◆ **Task input**
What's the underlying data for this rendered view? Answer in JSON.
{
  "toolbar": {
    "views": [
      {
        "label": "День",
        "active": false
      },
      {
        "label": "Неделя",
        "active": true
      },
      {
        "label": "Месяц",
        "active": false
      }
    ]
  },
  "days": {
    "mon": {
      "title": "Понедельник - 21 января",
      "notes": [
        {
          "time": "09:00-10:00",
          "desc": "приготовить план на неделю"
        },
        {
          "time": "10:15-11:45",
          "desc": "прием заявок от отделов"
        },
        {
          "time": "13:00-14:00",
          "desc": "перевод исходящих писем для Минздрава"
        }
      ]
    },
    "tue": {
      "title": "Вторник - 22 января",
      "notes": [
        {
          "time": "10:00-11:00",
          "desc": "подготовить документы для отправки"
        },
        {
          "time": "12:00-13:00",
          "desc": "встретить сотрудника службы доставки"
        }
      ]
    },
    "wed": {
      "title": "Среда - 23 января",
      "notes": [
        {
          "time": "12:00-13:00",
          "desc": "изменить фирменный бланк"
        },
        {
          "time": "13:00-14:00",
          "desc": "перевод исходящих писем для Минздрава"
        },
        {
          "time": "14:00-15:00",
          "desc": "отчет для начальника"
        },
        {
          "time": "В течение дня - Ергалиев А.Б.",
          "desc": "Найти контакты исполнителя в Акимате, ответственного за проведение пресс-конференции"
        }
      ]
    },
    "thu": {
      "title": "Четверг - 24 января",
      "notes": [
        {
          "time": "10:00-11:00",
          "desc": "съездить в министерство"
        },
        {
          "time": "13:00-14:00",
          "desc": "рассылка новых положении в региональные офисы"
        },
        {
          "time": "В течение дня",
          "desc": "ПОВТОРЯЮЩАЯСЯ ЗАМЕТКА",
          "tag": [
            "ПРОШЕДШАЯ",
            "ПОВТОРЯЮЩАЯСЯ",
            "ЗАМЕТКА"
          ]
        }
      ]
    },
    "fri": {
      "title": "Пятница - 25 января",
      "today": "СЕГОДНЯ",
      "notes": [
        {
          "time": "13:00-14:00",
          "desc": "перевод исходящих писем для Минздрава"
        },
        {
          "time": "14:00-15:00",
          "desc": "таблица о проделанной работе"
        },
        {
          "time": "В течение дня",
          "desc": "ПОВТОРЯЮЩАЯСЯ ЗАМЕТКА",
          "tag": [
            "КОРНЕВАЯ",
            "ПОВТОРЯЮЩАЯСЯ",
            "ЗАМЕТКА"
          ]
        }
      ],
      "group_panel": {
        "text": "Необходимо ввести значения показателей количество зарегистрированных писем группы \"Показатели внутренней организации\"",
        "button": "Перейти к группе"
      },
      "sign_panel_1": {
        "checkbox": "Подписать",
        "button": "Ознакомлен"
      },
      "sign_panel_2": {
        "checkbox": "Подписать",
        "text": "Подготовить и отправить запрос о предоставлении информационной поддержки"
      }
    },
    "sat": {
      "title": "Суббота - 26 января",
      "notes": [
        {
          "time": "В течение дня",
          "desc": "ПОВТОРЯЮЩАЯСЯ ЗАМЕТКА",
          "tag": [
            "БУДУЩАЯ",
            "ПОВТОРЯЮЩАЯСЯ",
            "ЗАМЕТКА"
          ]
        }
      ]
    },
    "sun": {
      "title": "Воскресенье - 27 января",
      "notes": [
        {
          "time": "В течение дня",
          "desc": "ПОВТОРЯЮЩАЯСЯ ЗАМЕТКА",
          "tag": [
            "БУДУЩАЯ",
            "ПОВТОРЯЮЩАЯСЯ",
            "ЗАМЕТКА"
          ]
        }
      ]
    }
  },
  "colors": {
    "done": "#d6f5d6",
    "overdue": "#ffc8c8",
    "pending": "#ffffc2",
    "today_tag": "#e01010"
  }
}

◆ **What to produce**
Each line of the material should be duplicated exactly, please.

◆ **Exercise output**
What's the underlying data for this rendered view? Answer in JSON.
{
  "toolbar": {
    "views": [
      {
        "label": "День",
        "active": false
      },
      {
        "label": "Неделя",
        "active": true
      },
      {
        "label": "Месяц",
        "active": false
      }
    ]
  },
  "days": {
    "mon": {
      "title": "Понедельник - 21 января",
      "notes": [
        {
          "time": "09:00-10:00",
          "desc": "приготовить план на неделю"
        },
        {
          "time": "10:15-11:45",
          "desc": "прием заявок от отделов"
        },
        {
          "time": "13:00-14:00",
          "desc": "перевод исходящих писем для Минздрава"
        }
      ]
    },
    "tue": {
      "title": "Вторник - 22 января",
      "notes": [
        {
          "time": "10:00-11:00",
          "desc": "подготовить документы для отправки"
        },
        {
          "time": "12:00-13:00",
          "desc": "встретить сотрудника службы доставки"
        }
      ]
    },
    "wed": {
      "title": "Среда - 23 января",
      "notes": [
        {
          "time": "12:00-13:00",
          "desc": "изменить фирменный бланк"
        },
        {
          "time": "13:00-14:00",
          "desc": "перевод исходящих писем для Минздрава"
        },
        {
          "time": "14:00-15:00",
          "desc": "отчет для начальника"
        },
        {
          "time": "В течение дня - Ергалиев А.Б.",
          "desc": "Найти контакты исполнителя в Акимате, ответственного за проведение пресс-конференции"
        }
      ]
    },
    "thu": {
      "title": "Четверг - 24 января",
      "notes": [
        {
          "time": "10:00-11:00",
          "desc": "съездить в министерство"
        },
        {
          "time": "13:00-14:00",
          "desc": "рассылка новых положении в региональные офисы"
        },
        {
          "time": "В течение дня",
          "desc": "ПОВТОРЯЮЩАЯСЯ ЗАМЕТКА",
          "tag": [
            "ПРОШЕДШАЯ",
            "ПОВТОРЯЮЩАЯСЯ",
            "ЗАМЕТКА"
          ]
        }
      ]
    },
    "fri": {
      "title": "Пятница - 25 января",
      "today": "СЕГОДНЯ",
      "notes": [
        {
          "time": "13:00-14:00",
          "desc": "перевод исходящих писем для Минздрава"
        },
        {
          "time": "14:00-15:00",
          "desc": "таблица о проделанной работе"
        },
        {
          "time": "В течение дня",
          "desc": "ПОВТОРЯЮЩАЯСЯ ЗАМЕТКА",
          "tag": [
            "КОРНЕВАЯ",
            "ПОВТОРЯЮЩАЯСЯ",
            "ЗАМЕТКА"
          ]
        }
      ],
      "group_panel": {
        "text": "Необходимо ввести значения показателей количество зарегистрированных писем группы \"Показатели внутренней организации\"",
        "button": "Перейти к группе"
      },
      "sign_panel_1": {
        "checkbox": "Подписать",
        "button": "Ознакомлен"
      },
      "sign_panel_2": {
        "checkbox": "Подписать",
        "text": "Подготовить и отправить запрос о предоставлении информационной поддержки"
      }
    },
    "sat": {
      "title": "Суббота - 26 января",
      "notes": [
        {
          "time": "В течение дня",
          "desc": "ПОВТОРЯЮЩАЯСЯ ЗАМЕТКА",
          "tag": [
            "БУДУЩАЯ",
            "ПОВТОРЯЮЩАЯСЯ",
            "ЗАМЕТКА"
          ]
        }
      ]
    },
    "sun": {
      "title": "Воскресенье - 27 января",
      "notes": [
        {
          "time": "В течение дня",
          "desc": "ПОВТОРЯЮЩАЯСЯ ЗАМЕТКА",
          "tag": [
            "БУДУЩАЯ",
            "ПОВТОРЯЮЩАЯСЯ",
            "ЗАМЕТКА"
          ]
        }
      ]
    }
  },
  "colors": {
    "done": "#d6f5d6",
    "overdue": "#ffc8c8",
    "pending": "#ffffc2",
    "today_tag": "#e01010"
  }
}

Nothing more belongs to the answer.